**Written instruction**: Identify the lines that contain the string "Interface", then copy each of them.

**Data records**:
>> START

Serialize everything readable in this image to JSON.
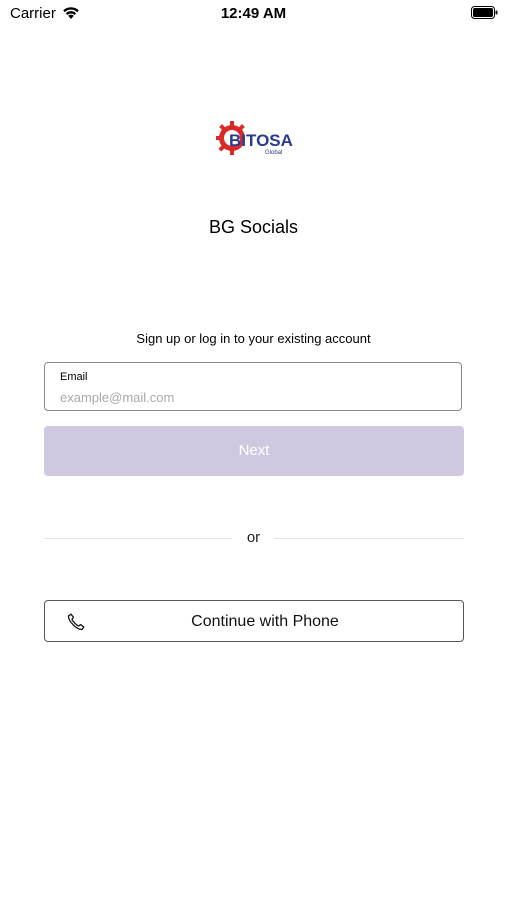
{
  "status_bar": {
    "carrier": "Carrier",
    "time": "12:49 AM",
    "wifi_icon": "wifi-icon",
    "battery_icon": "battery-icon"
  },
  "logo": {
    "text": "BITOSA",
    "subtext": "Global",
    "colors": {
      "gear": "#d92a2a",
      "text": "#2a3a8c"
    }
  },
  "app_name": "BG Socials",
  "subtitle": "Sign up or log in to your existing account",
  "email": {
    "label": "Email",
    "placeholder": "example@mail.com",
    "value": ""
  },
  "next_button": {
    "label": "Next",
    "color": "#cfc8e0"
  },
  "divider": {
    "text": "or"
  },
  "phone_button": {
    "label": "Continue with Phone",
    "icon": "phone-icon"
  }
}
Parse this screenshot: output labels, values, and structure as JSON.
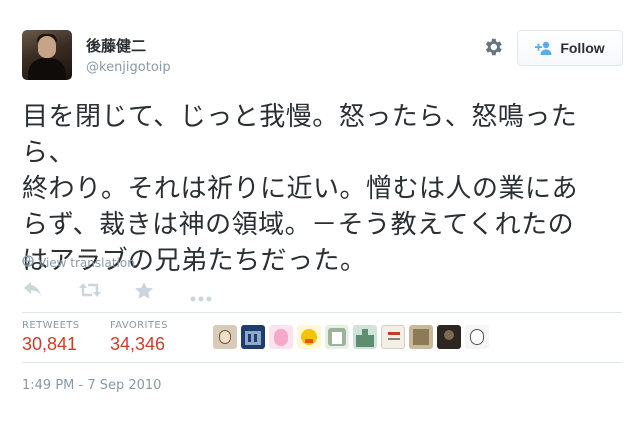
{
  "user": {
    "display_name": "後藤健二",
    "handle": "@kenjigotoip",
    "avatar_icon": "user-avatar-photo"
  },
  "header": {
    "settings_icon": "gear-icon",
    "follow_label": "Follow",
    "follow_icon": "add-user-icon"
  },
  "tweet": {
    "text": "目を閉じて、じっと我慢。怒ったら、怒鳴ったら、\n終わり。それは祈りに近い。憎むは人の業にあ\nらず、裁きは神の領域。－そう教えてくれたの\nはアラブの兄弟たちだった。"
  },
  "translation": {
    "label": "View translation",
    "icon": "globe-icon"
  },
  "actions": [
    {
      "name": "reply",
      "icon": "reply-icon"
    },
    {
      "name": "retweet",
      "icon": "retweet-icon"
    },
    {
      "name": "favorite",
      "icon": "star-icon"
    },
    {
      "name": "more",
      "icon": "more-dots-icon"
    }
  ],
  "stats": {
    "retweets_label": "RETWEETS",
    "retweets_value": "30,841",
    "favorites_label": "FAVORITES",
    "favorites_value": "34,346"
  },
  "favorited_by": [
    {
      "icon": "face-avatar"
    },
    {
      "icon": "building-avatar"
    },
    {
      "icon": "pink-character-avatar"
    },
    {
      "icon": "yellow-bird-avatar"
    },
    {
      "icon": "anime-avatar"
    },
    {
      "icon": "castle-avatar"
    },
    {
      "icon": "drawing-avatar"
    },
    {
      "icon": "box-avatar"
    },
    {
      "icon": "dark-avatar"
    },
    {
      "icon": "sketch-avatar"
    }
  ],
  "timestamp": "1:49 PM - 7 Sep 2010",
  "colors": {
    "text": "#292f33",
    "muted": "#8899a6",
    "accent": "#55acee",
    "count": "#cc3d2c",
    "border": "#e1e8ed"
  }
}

>> END
>> START

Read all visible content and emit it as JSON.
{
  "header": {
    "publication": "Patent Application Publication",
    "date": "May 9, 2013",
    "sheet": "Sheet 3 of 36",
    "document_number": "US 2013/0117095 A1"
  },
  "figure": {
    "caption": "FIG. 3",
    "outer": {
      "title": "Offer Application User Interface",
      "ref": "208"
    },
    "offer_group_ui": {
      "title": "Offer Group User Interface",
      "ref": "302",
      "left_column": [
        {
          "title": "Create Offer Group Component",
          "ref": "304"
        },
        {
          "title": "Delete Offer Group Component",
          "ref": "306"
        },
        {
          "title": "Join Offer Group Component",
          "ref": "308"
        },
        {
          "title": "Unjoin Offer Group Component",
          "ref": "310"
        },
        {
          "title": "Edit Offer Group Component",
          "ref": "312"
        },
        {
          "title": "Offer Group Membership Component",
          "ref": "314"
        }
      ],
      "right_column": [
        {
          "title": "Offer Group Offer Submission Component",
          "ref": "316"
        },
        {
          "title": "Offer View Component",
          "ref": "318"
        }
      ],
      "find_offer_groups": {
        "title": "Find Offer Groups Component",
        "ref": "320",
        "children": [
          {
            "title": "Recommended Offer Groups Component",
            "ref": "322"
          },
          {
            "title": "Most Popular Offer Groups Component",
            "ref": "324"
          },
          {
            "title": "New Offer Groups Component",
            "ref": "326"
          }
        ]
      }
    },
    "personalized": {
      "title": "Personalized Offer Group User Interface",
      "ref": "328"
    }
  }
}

>> END

**Output of the exercise**:
      "title": "Offer Application User Interface",
      "title": "Offer Group User Interface",
      "title": "Personalized Offer Group User Interface",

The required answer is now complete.